-- ASSIGNMENT --
Take the data below and filter it for lines containing the word "daughters"; show each line found.

-- SUPPLIED MATERIAL --

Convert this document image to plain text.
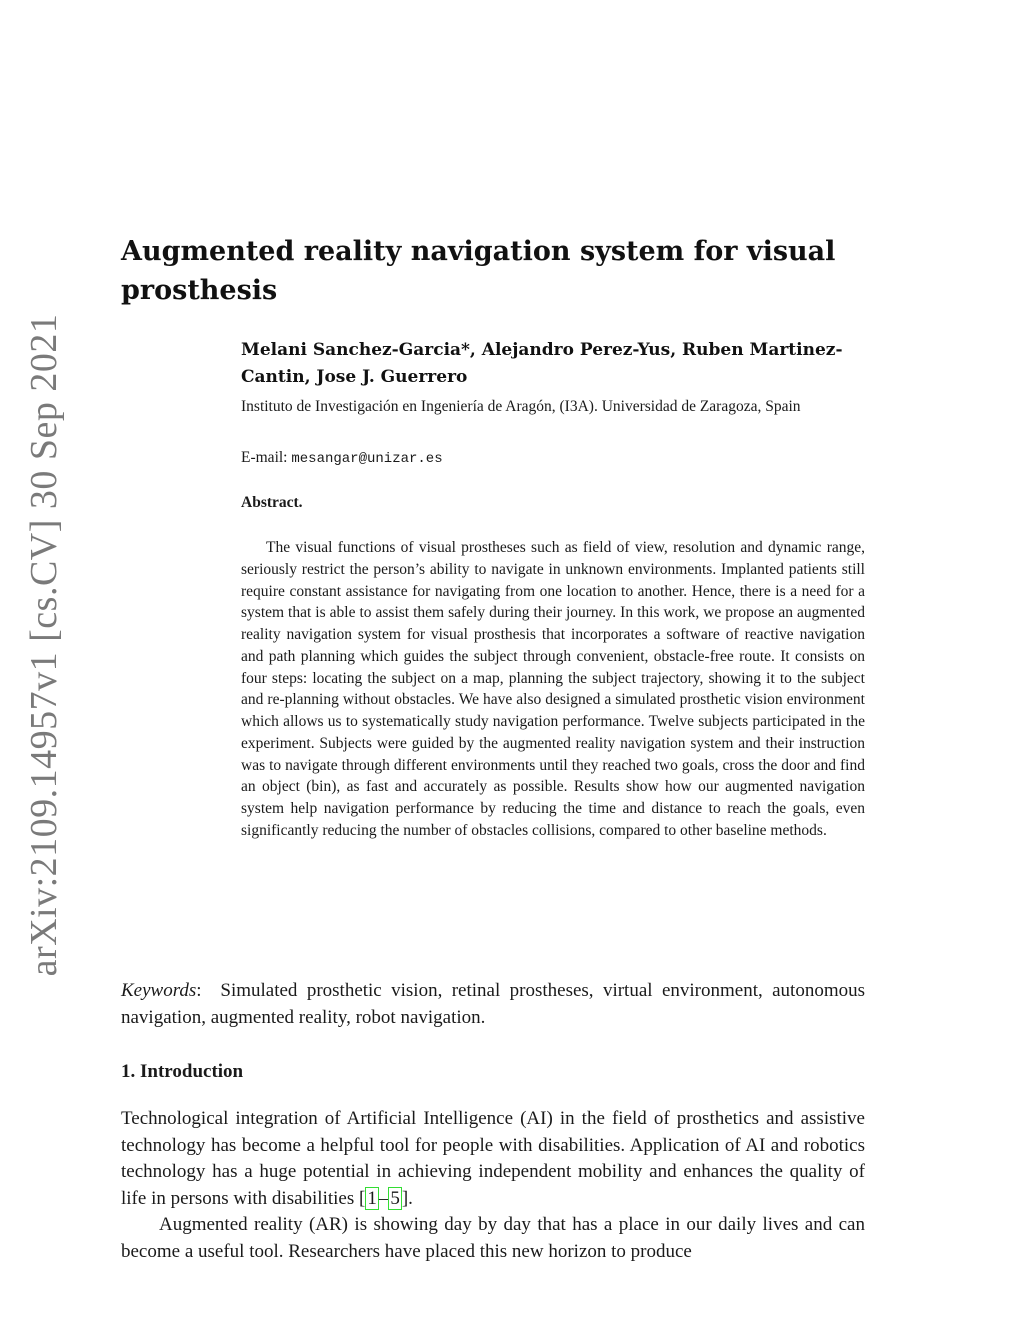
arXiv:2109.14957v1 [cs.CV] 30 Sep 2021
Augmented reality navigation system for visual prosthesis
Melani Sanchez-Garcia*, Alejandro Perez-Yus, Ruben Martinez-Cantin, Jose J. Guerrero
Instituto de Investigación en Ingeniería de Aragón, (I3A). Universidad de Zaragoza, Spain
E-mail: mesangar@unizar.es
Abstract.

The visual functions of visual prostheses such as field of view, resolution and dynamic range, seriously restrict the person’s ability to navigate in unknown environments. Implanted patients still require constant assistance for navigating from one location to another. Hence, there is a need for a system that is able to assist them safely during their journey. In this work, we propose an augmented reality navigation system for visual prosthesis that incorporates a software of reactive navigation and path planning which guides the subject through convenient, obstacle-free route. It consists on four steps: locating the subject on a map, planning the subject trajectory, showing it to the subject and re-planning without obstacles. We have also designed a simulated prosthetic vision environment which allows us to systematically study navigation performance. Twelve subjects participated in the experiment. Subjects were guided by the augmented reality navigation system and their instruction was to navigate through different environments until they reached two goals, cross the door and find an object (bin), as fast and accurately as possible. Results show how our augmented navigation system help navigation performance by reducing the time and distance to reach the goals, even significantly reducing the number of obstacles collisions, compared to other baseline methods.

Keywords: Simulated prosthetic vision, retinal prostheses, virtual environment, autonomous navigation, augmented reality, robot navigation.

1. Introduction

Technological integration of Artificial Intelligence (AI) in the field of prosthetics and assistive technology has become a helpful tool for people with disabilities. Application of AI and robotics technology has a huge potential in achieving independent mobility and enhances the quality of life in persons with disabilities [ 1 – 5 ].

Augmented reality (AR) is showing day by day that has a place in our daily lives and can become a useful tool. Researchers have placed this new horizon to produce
* * *
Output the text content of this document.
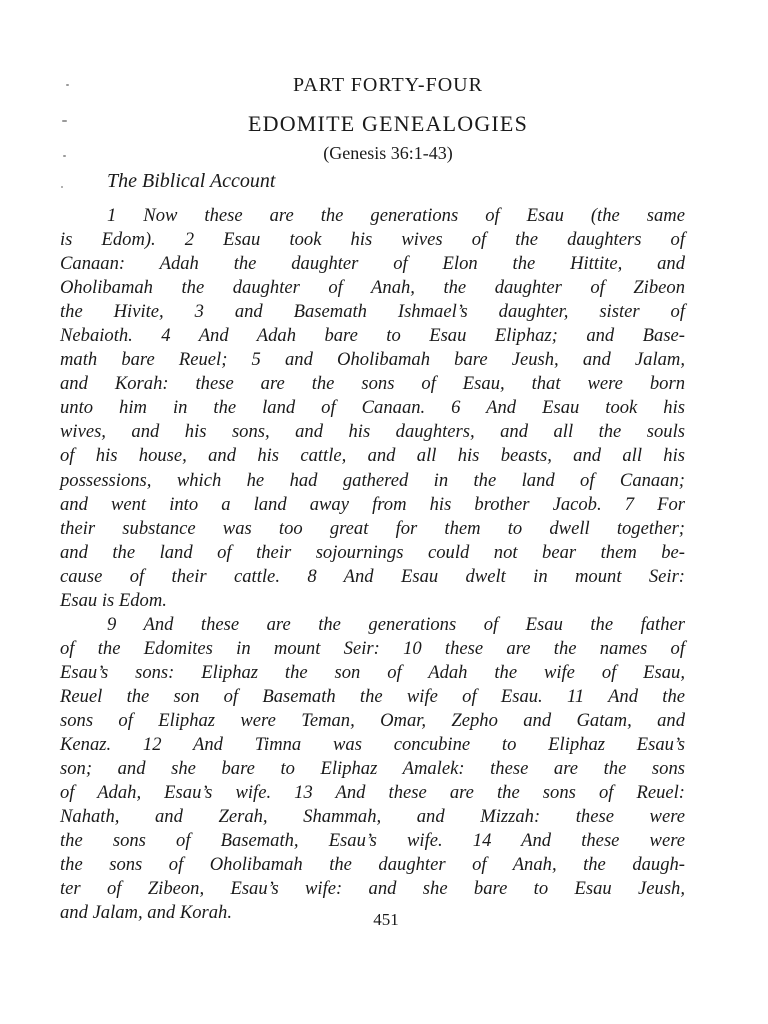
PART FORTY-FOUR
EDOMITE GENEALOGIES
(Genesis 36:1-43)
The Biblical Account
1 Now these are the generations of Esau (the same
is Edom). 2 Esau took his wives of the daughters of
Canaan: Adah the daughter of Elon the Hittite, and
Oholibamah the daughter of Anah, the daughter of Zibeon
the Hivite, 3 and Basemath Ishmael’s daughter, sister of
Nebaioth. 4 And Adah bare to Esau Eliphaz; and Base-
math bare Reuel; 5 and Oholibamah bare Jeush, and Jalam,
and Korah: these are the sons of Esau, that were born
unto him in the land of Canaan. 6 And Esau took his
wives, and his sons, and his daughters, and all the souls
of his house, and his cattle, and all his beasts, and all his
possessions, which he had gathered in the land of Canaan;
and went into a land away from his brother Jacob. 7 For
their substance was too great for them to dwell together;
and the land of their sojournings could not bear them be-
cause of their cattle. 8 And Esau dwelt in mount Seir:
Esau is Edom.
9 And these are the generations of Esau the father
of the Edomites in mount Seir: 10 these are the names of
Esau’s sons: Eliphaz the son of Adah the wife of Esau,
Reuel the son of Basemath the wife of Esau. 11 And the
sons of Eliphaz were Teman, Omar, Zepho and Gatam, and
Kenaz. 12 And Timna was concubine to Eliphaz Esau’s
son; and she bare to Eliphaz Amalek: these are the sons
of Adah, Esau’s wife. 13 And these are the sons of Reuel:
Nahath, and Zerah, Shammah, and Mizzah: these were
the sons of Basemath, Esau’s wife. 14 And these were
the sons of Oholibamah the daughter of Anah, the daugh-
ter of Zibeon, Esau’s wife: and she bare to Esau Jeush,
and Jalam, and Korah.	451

-- COMPLETED TASK --
is Edom). 2 Esau took his wives of the daughters of
wives, and his sons, and his daughters, and all the souls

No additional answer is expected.